*Problem to work on:* A verbatim copy of the records is required, with all pictures left out.

━━━ Provided records ━━━

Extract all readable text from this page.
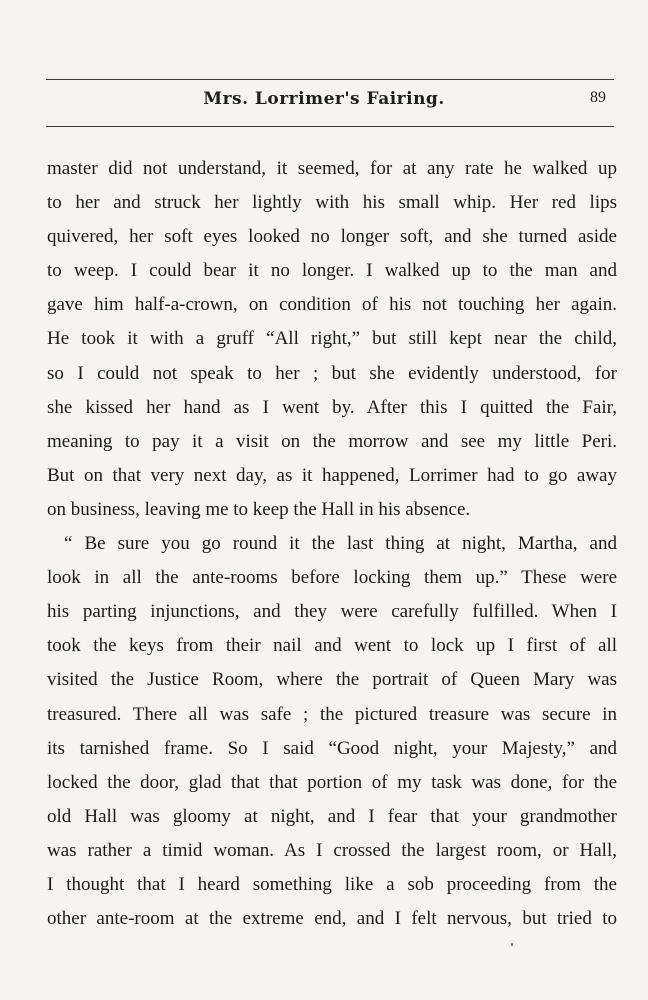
Mrs. Lorrimer's Fairing.	89
master did not understand, it seemed, for at any rate he walked up
to her and struck her lightly with his small whip. Her red lips
quivered, her soft eyes looked no longer soft, and she turned aside
to weep. I could bear it no longer. I walked up to the man and
gave him half-a-crown, on condition of his not touching her again.
He took it with a gruff “All right,” but still kept near the child,
so I could not speak to her ; but she evidently understood, for
she kissed her hand as I went by. After this I quitted the Fair,
meaning to pay it a visit on the morrow and see my little Peri.
But on that very next day, as it happened, Lorrimer had to go away
on business, leaving me to keep the Hall in his absence.
“ Be sure you go round it the last thing at night, Martha, and
look in all the ante-rooms before locking them up.” These were
his parting injunctions, and they were carefully fulfilled. When I
took the keys from their nail and went to lock up I first of all
visited the Justice Room, where the portrait of Queen Mary was
treasured. There all was safe ; the pictured treasure was secure in
its tarnished frame. So I said “Good night, your Majesty,” and
locked the door, glad that that portion of my task was done, for the
old Hall was gloomy at night, and I fear that your grandmother
was rather a timid woman. As I crossed the largest room, or Hall,
I thought that I heard something like a sob proceeding from the
other ante-room at the extreme end, and I felt nervous, but tried to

━━━

*Completed task:*
Extract all readable text from this page.
Mrs. Lorrimer's Fairing.	89
master did not understand, it seemed, for at any rate he walked up
to her and struck her lightly with his small whip. Her red lips
quivered, her soft eyes looked no longer soft, and she turned aside
to weep. I could bear it no longer. I walked up to the man and
gave him half-a-crown, on condition of his not touching her again.
He took it with a gruff “All right,” but still kept near the child,
so I could not speak to her ; but she evidently understood, for
she kissed her hand as I went by. After this I quitted the Fair,
meaning to pay it a visit on the morrow and see my little Peri.
But on that very next day, as it happened, Lorrimer had to go away
on business, leaving me to keep the Hall in his absence.
“ Be sure you go round it the last thing at night, Martha, and
look in all the ante-rooms before locking them up.” These were
his parting injunctions, and they were carefully fulfilled. When I
took the keys from their nail and went to lock up I first of all
visited the Justice Room, where the portrait of Queen Mary was
treasured. There all was safe ; the pictured treasure was secure in
its tarnished frame. So I said “Good night, your Majesty,” and
locked the door, glad that that portion of my task was done, for the
old Hall was gloomy at night, and I fear that your grandmother
was rather a timid woman. As I crossed the largest room, or Hall,
I thought that I heard something like a sob proceeding from the
other ante-room at the extreme end, and I felt nervous, but tried to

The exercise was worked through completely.